_Instructions for the task:_
Write every line of the material out exactly as shown.

--- Start Supplied records ---

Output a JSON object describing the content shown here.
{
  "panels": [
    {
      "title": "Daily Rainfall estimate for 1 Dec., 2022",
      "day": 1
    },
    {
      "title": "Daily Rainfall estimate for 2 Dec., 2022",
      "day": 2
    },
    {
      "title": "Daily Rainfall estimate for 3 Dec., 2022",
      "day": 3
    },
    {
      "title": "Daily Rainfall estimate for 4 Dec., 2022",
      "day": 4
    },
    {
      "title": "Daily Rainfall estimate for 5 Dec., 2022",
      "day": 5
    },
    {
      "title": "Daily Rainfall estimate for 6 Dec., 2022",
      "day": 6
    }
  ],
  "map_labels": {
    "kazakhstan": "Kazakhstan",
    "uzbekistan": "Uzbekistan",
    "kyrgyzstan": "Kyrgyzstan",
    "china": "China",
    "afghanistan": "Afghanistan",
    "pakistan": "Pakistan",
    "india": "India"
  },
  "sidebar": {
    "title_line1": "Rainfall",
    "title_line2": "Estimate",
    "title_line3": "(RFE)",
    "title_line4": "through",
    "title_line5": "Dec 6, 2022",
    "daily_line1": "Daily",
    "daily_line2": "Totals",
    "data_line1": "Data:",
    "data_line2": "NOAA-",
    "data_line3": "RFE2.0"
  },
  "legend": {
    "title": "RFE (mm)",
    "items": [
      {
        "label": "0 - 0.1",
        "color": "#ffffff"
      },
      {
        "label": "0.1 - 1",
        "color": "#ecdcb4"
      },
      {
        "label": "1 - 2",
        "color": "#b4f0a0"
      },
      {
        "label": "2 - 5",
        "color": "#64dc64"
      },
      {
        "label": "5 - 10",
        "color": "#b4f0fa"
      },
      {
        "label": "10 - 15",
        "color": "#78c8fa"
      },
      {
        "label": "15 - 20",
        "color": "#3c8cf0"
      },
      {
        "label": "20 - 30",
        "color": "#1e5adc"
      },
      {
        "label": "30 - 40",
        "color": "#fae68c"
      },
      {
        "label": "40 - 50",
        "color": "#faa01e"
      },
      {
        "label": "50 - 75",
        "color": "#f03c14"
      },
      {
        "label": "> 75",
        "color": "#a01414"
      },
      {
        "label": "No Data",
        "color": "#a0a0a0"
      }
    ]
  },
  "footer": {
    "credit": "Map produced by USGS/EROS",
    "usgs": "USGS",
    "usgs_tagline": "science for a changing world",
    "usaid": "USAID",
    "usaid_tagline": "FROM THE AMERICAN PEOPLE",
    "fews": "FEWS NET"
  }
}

--- End Supplied records ---

_Answer below:_
Output a JSON object describing the content shown here.
{
  "panels": [
    {
      "title": "Daily Rainfall estimate for 1 Dec., 2022",
      "day": 1
    },
    {
      "title": "Daily Rainfall estimate for 2 Dec., 2022",
      "day": 2
    },
    {
      "title": "Daily Rainfall estimate for 3 Dec., 2022",
      "day": 3
    },
    {
      "title": "Daily Rainfall estimate for 4 Dec., 2022",
      "day": 4
    },
    {
      "title": "Daily Rainfall estimate for 5 Dec., 2022",
      "day": 5
    },
    {
      "title": "Daily Rainfall estimate for 6 Dec., 2022",
      "day": 6
    }
  ],
  "map_labels": {
    "kazakhstan": "Kazakhstan",
    "uzbekistan": "Uzbekistan",
    "kyrgyzstan": "Kyrgyzstan",
    "china": "China",
    "afghanistan": "Afghanistan",
    "pakistan": "Pakistan",
    "india": "India"
  },
  "sidebar": {
    "title_line1": "Rainfall",
    "title_line2": "Estimate",
    "title_line3": "(RFE)",
    "title_line4": "through",
    "title_line5": "Dec 6, 2022",
    "daily_line1": "Daily",
    "daily_line2": "Totals",
    "data_line1": "Data:",
    "data_line2": "NOAA-",
    "data_line3": "RFE2.0"
  },
  "legend": {
    "title": "RFE (mm)",
    "items": [
      {
        "label": "0 - 0.1",
        "color": "#ffffff"
      },
      {
        "label": "0.1 - 1",
        "color": "#ecdcb4"
      },
      {
        "label": "1 - 2",
        "color": "#b4f0a0"
      },
      {
        "label": "2 - 5",
        "color": "#64dc64"
      },
      {
        "label": "5 - 10",
        "color": "#b4f0fa"
      },
      {
        "label": "10 - 15",
        "color": "#78c8fa"
      },
      {
        "label": "15 - 20",
        "color": "#3c8cf0"
      },
      {
        "label": "20 - 30",
        "color": "#1e5adc"
      },
      {
        "label": "30 - 40",
        "color": "#fae68c"
      },
      {
        "label": "40 - 50",
        "color": "#faa01e"
      },
      {
        "label": "50 - 75",
        "color": "#f03c14"
      },
      {
        "label": "> 75",
        "color": "#a01414"
      },
      {
        "label": "No Data",
        "color": "#a0a0a0"
      }
    ]
  },
  "footer": {
    "credit": "Map produced by USGS/EROS",
    "usgs": "USGS",
    "usgs_tagline": "science for a changing world",
    "usaid": "USAID",
    "usaid_tagline": "FROM THE AMERICAN PEOPLE",
    "fews": "FEWS NET"
  }
}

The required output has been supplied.